**What to produce:** Without the images, output each record below as it stands.

**Data for this task:**
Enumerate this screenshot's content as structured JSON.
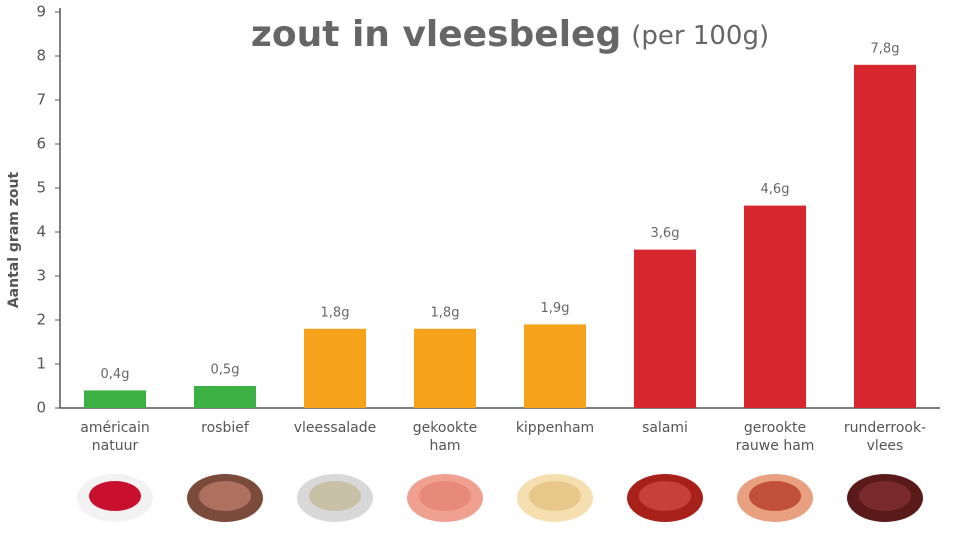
{
  "chart_data": {
    "type": "bar",
    "title": "zout in vleesbeleg",
    "subtitle": "(per 100g)",
    "y_axis_label": "Aantal gram zout",
    "categories": [
      "américain\nnatuur",
      "rosbief",
      "vleessalade",
      "gekookte\nham",
      "kippenham",
      "salami",
      "gerookte\nrauwe ham",
      "runderrook-\nvlees"
    ],
    "values": [
      0.4,
      0.5,
      1.8,
      1.8,
      1.9,
      3.6,
      4.6,
      7.8
    ],
    "value_labels": [
      "0,4g",
      "0,5g",
      "1,8g",
      "1,8g",
      "1,9g",
      "3,6g",
      "4,6g",
      "7,8g"
    ],
    "colors": [
      "#3cb043",
      "#3cb043",
      "#f7a21b",
      "#f7a21b",
      "#f7a21b",
      "#d7262d",
      "#d7262d",
      "#d7262d"
    ],
    "ylim": [
      0,
      9
    ],
    "yticks": [
      0,
      1,
      2,
      3,
      4,
      5,
      6,
      7,
      8,
      9
    ],
    "grid": false
  }
}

**Answer to this task:**
Enumerate this screenshot's content as structured JSON.
{
  "chart_data": {
    "type": "bar",
    "title": "zout in vleesbeleg",
    "subtitle": "(per 100g)",
    "y_axis_label": "Aantal gram zout",
    "categories": [
      "américain\nnatuur",
      "rosbief",
      "vleessalade",
      "gekookte\nham",
      "kippenham",
      "salami",
      "gerookte\nrauwe ham",
      "runderrook-\nvlees"
    ],
    "values": [
      0.4,
      0.5,
      1.8,
      1.8,
      1.9,
      3.6,
      4.6,
      7.8
    ],
    "value_labels": [
      "0,4g",
      "0,5g",
      "1,8g",
      "1,8g",
      "1,9g",
      "3,6g",
      "4,6g",
      "7,8g"
    ],
    "colors": [
      "#3cb043",
      "#3cb043",
      "#f7a21b",
      "#f7a21b",
      "#f7a21b",
      "#d7262d",
      "#d7262d",
      "#d7262d"
    ],
    "ylim": [
      0,
      9
    ],
    "yticks": [
      0,
      1,
      2,
      3,
      4,
      5,
      6,
      7,
      8,
      9
    ],
    "grid": false
  }
}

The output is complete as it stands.